**Your instructions**
Count every line in the entries that contains "sound". Report that count alone.

----

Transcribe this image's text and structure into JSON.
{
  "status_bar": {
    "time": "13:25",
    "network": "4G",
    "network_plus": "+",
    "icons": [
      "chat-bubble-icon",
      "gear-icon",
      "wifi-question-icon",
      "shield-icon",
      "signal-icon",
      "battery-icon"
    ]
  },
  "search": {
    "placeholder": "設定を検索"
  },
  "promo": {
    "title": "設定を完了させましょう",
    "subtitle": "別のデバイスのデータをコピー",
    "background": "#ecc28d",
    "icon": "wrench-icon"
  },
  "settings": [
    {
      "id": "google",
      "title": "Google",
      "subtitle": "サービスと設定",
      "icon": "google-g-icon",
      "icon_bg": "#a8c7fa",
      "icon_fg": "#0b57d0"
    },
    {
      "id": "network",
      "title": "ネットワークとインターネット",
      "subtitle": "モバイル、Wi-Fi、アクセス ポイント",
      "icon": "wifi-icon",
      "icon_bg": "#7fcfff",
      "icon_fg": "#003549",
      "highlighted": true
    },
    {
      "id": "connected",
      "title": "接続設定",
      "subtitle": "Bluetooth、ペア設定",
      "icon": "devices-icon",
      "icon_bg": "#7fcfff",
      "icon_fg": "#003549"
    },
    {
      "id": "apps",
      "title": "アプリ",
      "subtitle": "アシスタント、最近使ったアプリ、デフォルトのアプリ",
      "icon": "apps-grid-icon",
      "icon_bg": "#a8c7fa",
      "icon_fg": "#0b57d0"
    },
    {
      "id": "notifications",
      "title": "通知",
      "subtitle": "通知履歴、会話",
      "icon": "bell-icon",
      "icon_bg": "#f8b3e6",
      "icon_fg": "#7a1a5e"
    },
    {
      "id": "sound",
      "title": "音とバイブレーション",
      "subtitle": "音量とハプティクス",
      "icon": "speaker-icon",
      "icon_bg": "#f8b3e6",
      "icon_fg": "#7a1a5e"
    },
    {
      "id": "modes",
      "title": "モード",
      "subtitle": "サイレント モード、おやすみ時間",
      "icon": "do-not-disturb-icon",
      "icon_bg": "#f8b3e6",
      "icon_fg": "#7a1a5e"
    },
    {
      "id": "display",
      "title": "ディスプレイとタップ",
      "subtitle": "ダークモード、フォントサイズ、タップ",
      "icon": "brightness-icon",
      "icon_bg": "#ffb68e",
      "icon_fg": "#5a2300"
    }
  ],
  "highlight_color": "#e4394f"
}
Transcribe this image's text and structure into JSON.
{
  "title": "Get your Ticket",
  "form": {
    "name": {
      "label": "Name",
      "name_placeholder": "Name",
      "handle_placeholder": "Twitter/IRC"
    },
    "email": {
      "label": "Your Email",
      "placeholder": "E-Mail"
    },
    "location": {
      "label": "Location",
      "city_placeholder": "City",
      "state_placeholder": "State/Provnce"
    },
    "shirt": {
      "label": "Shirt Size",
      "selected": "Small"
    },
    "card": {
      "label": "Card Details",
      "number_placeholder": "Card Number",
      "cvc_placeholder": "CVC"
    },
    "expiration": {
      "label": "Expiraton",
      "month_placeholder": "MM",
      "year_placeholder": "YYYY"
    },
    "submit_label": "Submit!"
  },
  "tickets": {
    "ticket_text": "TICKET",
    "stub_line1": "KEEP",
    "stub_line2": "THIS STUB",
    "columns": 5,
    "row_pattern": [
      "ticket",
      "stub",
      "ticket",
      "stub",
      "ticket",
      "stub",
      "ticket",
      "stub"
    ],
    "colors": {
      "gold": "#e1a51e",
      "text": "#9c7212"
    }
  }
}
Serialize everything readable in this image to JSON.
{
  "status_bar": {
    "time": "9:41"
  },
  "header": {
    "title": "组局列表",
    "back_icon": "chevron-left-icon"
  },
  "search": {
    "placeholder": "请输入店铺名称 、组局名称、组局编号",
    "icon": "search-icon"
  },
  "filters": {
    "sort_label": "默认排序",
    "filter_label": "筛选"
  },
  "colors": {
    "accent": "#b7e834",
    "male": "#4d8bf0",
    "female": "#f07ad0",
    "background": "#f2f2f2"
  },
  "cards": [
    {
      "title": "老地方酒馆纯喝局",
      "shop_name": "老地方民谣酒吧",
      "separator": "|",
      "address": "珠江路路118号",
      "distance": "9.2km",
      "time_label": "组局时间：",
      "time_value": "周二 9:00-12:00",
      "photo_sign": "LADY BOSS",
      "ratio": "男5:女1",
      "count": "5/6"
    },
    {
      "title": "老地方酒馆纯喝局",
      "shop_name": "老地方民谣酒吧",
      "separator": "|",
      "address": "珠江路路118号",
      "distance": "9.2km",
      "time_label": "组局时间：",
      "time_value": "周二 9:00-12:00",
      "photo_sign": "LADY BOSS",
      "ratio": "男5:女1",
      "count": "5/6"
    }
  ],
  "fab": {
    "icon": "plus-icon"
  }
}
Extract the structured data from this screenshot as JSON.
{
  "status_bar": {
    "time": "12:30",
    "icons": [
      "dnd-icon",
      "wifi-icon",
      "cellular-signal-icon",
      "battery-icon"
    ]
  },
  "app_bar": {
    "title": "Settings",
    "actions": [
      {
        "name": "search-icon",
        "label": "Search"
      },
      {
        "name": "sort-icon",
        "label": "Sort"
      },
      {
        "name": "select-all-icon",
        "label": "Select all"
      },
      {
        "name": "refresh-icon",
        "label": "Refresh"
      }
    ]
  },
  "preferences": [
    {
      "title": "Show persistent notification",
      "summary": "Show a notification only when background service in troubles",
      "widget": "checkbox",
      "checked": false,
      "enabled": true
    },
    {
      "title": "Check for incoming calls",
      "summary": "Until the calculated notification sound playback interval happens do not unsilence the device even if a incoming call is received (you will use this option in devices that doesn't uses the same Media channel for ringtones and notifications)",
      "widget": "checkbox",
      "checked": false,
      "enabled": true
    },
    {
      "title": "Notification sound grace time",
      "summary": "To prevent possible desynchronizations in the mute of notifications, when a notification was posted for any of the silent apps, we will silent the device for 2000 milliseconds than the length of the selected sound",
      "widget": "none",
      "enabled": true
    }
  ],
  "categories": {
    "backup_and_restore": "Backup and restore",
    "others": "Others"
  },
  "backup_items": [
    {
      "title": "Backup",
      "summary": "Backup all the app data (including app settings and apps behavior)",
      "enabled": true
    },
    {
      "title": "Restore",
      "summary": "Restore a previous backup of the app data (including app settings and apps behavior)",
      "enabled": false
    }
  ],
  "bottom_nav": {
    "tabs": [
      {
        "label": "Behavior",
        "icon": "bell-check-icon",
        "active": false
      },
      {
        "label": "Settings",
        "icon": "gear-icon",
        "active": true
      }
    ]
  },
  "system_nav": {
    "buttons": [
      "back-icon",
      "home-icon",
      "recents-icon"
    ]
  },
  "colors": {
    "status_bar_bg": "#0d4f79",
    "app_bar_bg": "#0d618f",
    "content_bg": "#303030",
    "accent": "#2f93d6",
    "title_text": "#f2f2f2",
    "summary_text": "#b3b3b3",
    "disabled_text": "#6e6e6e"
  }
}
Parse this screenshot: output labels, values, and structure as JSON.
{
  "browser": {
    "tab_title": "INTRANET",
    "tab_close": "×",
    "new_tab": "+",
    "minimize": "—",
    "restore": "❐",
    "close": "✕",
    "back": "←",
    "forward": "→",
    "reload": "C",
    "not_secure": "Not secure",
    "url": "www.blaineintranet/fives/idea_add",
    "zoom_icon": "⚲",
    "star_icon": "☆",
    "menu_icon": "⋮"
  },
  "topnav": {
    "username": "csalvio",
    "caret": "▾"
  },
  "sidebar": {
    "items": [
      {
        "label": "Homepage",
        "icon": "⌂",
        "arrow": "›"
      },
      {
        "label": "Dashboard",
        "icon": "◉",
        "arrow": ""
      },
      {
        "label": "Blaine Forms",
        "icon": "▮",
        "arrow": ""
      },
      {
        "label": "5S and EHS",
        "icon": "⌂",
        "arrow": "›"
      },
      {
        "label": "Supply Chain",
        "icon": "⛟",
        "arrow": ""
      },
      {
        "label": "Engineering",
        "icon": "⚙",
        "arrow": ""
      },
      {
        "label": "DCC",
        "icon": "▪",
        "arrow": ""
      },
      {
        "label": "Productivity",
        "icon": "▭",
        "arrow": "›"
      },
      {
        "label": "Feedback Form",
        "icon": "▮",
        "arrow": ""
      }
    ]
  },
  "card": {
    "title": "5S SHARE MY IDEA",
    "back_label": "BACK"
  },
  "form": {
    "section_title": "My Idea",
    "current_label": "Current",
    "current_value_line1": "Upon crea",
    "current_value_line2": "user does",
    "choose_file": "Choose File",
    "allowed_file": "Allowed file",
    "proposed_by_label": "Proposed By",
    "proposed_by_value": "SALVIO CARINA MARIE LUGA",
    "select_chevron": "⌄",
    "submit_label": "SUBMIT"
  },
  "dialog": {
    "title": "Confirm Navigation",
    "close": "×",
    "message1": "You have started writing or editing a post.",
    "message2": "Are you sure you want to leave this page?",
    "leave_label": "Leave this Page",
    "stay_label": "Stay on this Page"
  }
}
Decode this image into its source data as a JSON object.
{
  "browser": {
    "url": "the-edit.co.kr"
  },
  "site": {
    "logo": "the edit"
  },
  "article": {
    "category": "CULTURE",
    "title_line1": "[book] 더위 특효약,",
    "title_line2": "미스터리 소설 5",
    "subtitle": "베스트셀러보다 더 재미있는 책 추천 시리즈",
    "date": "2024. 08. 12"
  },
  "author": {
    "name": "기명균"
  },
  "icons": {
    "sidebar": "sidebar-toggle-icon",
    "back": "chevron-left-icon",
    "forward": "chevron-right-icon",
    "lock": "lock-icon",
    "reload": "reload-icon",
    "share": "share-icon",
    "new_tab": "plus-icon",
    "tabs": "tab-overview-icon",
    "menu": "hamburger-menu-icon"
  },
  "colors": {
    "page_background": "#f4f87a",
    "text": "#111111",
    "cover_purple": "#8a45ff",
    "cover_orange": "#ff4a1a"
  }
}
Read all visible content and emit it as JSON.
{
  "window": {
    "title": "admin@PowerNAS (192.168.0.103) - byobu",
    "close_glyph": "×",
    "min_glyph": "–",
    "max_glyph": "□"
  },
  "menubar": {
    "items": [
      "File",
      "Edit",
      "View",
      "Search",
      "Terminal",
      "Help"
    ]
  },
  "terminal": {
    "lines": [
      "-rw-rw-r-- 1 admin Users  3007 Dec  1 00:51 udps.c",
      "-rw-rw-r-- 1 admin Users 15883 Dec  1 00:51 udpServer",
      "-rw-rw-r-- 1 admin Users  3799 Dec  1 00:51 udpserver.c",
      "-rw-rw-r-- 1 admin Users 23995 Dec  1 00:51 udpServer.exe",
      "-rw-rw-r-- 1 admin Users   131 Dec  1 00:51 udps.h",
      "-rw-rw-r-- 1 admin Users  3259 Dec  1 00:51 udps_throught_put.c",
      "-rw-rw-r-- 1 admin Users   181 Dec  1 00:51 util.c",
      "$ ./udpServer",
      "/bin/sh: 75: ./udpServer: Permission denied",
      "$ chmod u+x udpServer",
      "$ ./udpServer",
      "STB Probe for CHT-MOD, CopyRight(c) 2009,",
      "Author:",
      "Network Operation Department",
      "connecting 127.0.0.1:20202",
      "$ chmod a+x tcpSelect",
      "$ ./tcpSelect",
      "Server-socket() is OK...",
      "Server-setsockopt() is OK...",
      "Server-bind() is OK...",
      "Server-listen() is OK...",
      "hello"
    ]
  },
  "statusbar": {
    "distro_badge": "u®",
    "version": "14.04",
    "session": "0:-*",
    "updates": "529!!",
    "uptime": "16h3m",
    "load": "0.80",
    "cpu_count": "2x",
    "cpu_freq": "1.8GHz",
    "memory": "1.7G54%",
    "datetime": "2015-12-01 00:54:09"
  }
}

----

**Complete answer**
4